* _What is needed_
Only lines holding the word "дерматита" should be copied from the material.

* _Data listing_
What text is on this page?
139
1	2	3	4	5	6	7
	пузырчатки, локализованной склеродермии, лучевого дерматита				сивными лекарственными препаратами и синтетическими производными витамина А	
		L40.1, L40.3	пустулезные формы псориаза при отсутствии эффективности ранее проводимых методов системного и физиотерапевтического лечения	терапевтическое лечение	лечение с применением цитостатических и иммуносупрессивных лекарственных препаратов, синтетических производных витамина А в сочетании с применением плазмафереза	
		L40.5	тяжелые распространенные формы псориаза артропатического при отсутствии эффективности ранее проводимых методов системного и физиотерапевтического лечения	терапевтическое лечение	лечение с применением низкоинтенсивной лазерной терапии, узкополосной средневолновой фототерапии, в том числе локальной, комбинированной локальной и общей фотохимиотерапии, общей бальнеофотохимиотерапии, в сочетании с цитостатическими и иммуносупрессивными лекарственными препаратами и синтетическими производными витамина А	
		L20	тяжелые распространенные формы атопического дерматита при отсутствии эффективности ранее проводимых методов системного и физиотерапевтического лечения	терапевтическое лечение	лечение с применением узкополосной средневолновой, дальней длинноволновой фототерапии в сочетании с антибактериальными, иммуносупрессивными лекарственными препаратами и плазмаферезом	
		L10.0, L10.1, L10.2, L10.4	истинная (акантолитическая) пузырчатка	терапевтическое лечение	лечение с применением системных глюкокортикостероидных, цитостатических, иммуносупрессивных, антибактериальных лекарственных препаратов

* _Written response_
	пузырчатки, локализованной склеродермии, лучевого дерматита				сивными лекарственными препаратами и синтетическими производными витамина А	
		L20	тяжелые распространенные формы атопического дерматита при отсутствии эффективности ранее проводимых методов системного и физиотерапевтического лечения	терапевтическое лечение	лечение с применением узкополосной средневолновой, дальней длинноволновой фототерапии в сочетании с антибактериальными, иммуносупрессивными лекарственными препаратами и плазмаферезом	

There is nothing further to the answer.